Records:
** START **

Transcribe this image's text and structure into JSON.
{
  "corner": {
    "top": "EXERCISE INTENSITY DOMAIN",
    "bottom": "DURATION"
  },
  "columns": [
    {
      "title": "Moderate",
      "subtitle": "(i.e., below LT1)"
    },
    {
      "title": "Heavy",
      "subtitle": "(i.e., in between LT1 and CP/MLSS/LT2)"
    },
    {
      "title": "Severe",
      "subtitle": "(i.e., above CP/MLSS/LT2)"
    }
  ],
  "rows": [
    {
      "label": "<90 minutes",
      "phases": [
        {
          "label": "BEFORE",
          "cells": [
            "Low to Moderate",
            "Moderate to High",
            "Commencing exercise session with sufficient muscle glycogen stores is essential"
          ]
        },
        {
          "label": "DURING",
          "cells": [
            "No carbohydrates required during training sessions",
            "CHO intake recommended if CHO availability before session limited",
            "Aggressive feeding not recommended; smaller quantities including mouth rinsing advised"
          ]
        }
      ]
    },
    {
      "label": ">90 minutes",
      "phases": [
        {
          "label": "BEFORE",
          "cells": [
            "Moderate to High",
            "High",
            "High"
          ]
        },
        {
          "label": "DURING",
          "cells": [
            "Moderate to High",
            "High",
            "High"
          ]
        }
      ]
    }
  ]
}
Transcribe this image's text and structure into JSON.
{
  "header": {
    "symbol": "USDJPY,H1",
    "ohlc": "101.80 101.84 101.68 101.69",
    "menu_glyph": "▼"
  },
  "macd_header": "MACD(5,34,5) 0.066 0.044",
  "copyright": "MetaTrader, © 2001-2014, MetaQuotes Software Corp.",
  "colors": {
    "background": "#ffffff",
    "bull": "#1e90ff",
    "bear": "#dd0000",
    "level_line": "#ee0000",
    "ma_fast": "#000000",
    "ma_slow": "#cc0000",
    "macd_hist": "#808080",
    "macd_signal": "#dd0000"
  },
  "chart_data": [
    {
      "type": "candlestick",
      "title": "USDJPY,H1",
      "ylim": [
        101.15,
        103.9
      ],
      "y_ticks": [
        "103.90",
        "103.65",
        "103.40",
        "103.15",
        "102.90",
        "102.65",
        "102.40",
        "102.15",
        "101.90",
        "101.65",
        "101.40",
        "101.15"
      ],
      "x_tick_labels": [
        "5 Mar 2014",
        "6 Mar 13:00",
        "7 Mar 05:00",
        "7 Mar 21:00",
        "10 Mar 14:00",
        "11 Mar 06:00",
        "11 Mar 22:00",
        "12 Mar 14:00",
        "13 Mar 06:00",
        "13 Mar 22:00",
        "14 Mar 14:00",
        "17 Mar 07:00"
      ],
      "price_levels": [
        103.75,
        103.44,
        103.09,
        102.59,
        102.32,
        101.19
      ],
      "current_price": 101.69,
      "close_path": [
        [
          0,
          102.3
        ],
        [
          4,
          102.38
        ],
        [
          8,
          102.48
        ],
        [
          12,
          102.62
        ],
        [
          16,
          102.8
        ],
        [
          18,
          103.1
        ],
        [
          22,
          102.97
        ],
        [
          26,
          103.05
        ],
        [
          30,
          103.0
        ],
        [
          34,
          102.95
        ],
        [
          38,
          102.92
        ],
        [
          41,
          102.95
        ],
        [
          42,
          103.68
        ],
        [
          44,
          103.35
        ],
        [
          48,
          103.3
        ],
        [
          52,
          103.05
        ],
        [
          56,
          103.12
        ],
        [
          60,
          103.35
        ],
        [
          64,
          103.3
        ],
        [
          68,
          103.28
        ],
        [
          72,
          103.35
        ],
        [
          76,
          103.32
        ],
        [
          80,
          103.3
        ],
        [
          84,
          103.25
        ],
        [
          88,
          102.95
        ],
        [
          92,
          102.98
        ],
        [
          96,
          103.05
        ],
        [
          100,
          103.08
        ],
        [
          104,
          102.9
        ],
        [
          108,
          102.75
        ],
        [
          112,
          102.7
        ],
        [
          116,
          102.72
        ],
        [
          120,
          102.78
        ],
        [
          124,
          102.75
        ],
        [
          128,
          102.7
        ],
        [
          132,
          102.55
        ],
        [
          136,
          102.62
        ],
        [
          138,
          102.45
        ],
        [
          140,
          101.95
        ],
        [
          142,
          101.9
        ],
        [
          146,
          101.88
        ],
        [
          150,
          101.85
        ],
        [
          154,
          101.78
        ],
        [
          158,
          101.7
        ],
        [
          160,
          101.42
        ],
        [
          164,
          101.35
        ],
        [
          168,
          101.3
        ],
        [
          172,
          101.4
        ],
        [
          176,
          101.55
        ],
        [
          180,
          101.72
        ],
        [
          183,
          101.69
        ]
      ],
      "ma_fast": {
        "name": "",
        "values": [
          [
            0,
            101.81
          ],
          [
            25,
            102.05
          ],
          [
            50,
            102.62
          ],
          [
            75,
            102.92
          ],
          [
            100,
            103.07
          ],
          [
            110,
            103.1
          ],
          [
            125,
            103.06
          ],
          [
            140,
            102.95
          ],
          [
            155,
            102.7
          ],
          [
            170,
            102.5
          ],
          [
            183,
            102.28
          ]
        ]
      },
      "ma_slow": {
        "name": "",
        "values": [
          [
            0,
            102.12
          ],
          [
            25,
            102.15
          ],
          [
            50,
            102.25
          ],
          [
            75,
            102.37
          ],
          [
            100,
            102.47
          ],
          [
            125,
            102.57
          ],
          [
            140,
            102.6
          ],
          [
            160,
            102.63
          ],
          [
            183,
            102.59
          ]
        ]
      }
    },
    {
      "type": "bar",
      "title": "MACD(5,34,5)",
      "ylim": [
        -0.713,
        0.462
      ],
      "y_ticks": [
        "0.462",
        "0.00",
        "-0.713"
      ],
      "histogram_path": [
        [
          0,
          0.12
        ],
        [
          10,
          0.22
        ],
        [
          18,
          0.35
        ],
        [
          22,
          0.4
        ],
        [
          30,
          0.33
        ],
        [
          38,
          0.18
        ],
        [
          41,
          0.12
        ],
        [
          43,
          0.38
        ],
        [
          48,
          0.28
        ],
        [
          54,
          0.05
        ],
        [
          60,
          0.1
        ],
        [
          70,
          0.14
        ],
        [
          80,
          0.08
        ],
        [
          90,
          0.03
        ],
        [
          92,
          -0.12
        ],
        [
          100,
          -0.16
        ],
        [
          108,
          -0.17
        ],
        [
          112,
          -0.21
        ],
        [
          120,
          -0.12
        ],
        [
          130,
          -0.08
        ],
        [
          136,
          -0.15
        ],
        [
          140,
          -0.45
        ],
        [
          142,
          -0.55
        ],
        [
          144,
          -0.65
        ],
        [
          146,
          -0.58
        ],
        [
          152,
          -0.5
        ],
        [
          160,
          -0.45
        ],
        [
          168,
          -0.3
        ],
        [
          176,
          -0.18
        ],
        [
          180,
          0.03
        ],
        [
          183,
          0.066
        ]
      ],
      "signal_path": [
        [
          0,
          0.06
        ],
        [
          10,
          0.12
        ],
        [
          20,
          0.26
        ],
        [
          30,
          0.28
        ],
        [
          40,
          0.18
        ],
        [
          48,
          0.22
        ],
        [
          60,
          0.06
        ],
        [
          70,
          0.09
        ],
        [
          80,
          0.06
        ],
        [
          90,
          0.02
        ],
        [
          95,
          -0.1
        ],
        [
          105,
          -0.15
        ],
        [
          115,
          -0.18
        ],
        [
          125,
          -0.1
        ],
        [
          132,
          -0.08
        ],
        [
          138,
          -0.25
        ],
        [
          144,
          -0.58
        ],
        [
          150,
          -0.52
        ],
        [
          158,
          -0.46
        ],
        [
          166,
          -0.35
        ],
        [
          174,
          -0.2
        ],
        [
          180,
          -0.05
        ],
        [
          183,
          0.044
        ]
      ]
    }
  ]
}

** END **

Using the material above, print every entry exactly as written.

### FINISHED TASK
Transcribe this image's text and structure into JSON.
{
  "corner": {
    "top": "EXERCISE INTENSITY DOMAIN",
    "bottom": "DURATION"
  },
  "columns": [
    {
      "title": "Moderate",
      "subtitle": "(i.e., below LT1)"
    },
    {
      "title": "Heavy",
      "subtitle": "(i.e., in between LT1 and CP/MLSS/LT2)"
    },
    {
      "title": "Severe",
      "subtitle": "(i.e., above CP/MLSS/LT2)"
    }
  ],
  "rows": [
    {
      "label": "<90 minutes",
      "phases": [
        {
          "label": "BEFORE",
          "cells": [
            "Low to Moderate",
            "Moderate to High",
            "Commencing exercise session with sufficient muscle glycogen stores is essential"
          ]
        },
        {
          "label": "DURING",
          "cells": [
            "No carbohydrates required during training sessions",
            "CHO intake recommended if CHO availability before session limited",
            "Aggressive feeding not recommended; smaller quantities including mouth rinsing advised"
          ]
        }
      ]
    },
    {
      "label": ">90 minutes",
      "phases": [
        {
          "label": "BEFORE",
          "cells": [
            "Moderate to High",
            "High",
            "High"
          ]
        },
        {
          "label": "DURING",
          "cells": [
            "Moderate to High",
            "High",
            "High"
          ]
        }
      ]
    }
  ]
}
Transcribe this image's text and structure into JSON.
{
  "header": {
    "symbol": "USDJPY,H1",
    "ohlc": "101.80 101.84 101.68 101.69",
    "menu_glyph": "▼"
  },
  "macd_header": "MACD(5,34,5) 0.066 0.044",
  "copyright": "MetaTrader, © 2001-2014, MetaQuotes Software Corp.",
  "colors": {
    "background": "#ffffff",
    "bull": "#1e90ff",
    "bear": "#dd0000",
    "level_line": "#ee0000",
    "ma_fast": "#000000",
    "ma_slow": "#cc0000",
    "macd_hist": "#808080",
    "macd_signal": "#dd0000"
  },
  "chart_data": [
    {
      "type": "candlestick",
      "title": "USDJPY,H1",
      "ylim": [
        101.15,
        103.9
      ],
      "y_ticks": [
        "103.90",
        "103.65",
        "103.40",
        "103.15",
        "102.90",
        "102.65",
        "102.40",
        "102.15",
        "101.90",
        "101.65",
        "101.40",
        "101.15"
      ],
      "x_tick_labels": [
        "5 Mar 2014",
        "6 Mar 13:00",
        "7 Mar 05:00",
        "7 Mar 21:00",
        "10 Mar 14:00",
        "11 Mar 06:00",
        "11 Mar 22:00",
        "12 Mar 14:00",
        "13 Mar 06:00",
        "13 Mar 22:00",
        "14 Mar 14:00",
        "17 Mar 07:00"
      ],
      "price_levels": [
        103.75,
        103.44,
        103.09,
        102.59,
        102.32,
        101.19
      ],
      "current_price": 101.69,
      "close_path": [
        [
          0,
          102.3
        ],
        [
          4,
          102.38
        ],
        [
          8,
          102.48
        ],
        [
          12,
          102.62
        ],
        [
          16,
          102.8
        ],
        [
          18,
          103.1
        ],
        [
          22,
          102.97
        ],
        [
          26,
          103.05
        ],
        [
          30,
          103.0
        ],
        [
          34,
          102.95
        ],
        [
          38,
          102.92
        ],
        [
          41,
          102.95
        ],
        [
          42,
          103.68
        ],
        [
          44,
          103.35
        ],
        [
          48,
          103.3
        ],
        [
          52,
          103.05
        ],
        [
          56,
          103.12
        ],
        [
          60,
          103.35
        ],
        [
          64,
          103.3
        ],
        [
          68,
          103.28
        ],
        [
          72,
          103.35
        ],
        [
          76,
          103.32
        ],
        [
          80,
          103.3
        ],
        [
          84,
          103.25
        ],
        [
          88,
          102.95
        ],
        [
          92,
          102.98
        ],
        [
          96,
          103.05
        ],
        [
          100,
          103.08
        ],
        [
          104,
          102.9
        ],
        [
          108,
          102.75
        ],
        [
          112,
          102.7
        ],
        [
          116,
          102.72
        ],
        [
          120,
          102.78
        ],
        [
          124,
          102.75
        ],
        [
          128,
          102.7
        ],
        [
          132,
          102.55
        ],
        [
          136,
          102.62
        ],
        [
          138,
          102.45
        ],
        [
          140,
          101.95
        ],
        [
          142,
          101.9
        ],
        [
          146,
          101.88
        ],
        [
          150,
          101.85
        ],
        [
          154,
          101.78
        ],
        [
          158,
          101.7
        ],
        [
          160,
          101.42
        ],
        [
          164,
          101.35
        ],
        [
          168,
          101.3
        ],
        [
          172,
          101.4
        ],
        [
          176,
          101.55
        ],
        [
          180,
          101.72
        ],
        [
          183,
          101.69
        ]
      ],
      "ma_fast": {
        "name": "",
        "values": [
          [
            0,
            101.81
          ],
          [
            25,
            102.05
          ],
          [
            50,
            102.62
          ],
          [
            75,
            102.92
          ],
          [
            100,
            103.07
          ],
          [
            110,
            103.1
          ],
          [
            125,
            103.06
          ],
          [
            140,
            102.95
          ],
          [
            155,
            102.7
          ],
          [
            170,
            102.5
          ],
          [
            183,
            102.28
          ]
        ]
      },
      "ma_slow": {
        "name": "",
        "values": [
          [
            0,
            102.12
          ],
          [
            25,
            102.15
          ],
          [
            50,
            102.25
          ],
          [
            75,
            102.37
          ],
          [
            100,
            102.47
          ],
          [
            125,
            102.57
          ],
          [
            140,
            102.6
          ],
          [
            160,
            102.63
          ],
          [
            183,
            102.59
          ]
        ]
      }
    },
    {
      "type": "bar",
      "title": "MACD(5,34,5)",
      "ylim": [
        -0.713,
        0.462
      ],
      "y_ticks": [
        "0.462",
        "0.00",
        "-0.713"
      ],
      "histogram_path": [
        [
          0,
          0.12
        ],
        [
          10,
          0.22
        ],
        [
          18,
          0.35
        ],
        [
          22,
          0.4
        ],
        [
          30,
          0.33
        ],
        [
          38,
          0.18
        ],
        [
          41,
          0.12
        ],
        [
          43,
          0.38
        ],
        [
          48,
          0.28
        ],
        [
          54,
          0.05
        ],
        [
          60,
          0.1
        ],
        [
          70,
          0.14
        ],
        [
          80,
          0.08
        ],
        [
          90,
          0.03
        ],
        [
          92,
          -0.12
        ],
        [
          100,
          -0.16
        ],
        [
          108,
          -0.17
        ],
        [
          112,
          -0.21
        ],
        [
          120,
          -0.12
        ],
        [
          130,
          -0.08
        ],
        [
          136,
          -0.15
        ],
        [
          140,
          -0.45
        ],
        [
          142,
          -0.55
        ],
        [
          144,
          -0.65
        ],
        [
          146,
          -0.58
        ],
        [
          152,
          -0.5
        ],
        [
          160,
          -0.45
        ],
        [
          168,
          -0.3
        ],
        [
          176,
          -0.18
        ],
        [
          180,
          0.03
        ],
        [
          183,
          0.066
        ]
      ],
      "signal_path": [
        [
          0,
          0.06
        ],
        [
          10,
          0.12
        ],
        [
          20,
          0.26
        ],
        [
          30,
          0.28
        ],
        [
          40,
          0.18
        ],
        [
          48,
          0.22
        ],
        [
          60,
          0.06
        ],
        [
          70,
          0.09
        ],
        [
          80,
          0.06
        ],
        [
          90,
          0.02
        ],
        [
          95,
          -0.1
        ],
        [
          105,
          -0.15
        ],
        [
          115,
          -0.18
        ],
        [
          125,
          -0.1
        ],
        [
          132,
          -0.08
        ],
        [
          138,
          -0.25
        ],
        [
          144,
          -0.58
        ],
        [
          150,
          -0.52
        ],
        [
          158,
          -0.46
        ],
        [
          166,
          -0.35
        ],
        [
          174,
          -0.2
        ],
        [
          180,
          -0.05
        ],
        [
          183,
          0.044
        ]
      ]
    }
  ]
}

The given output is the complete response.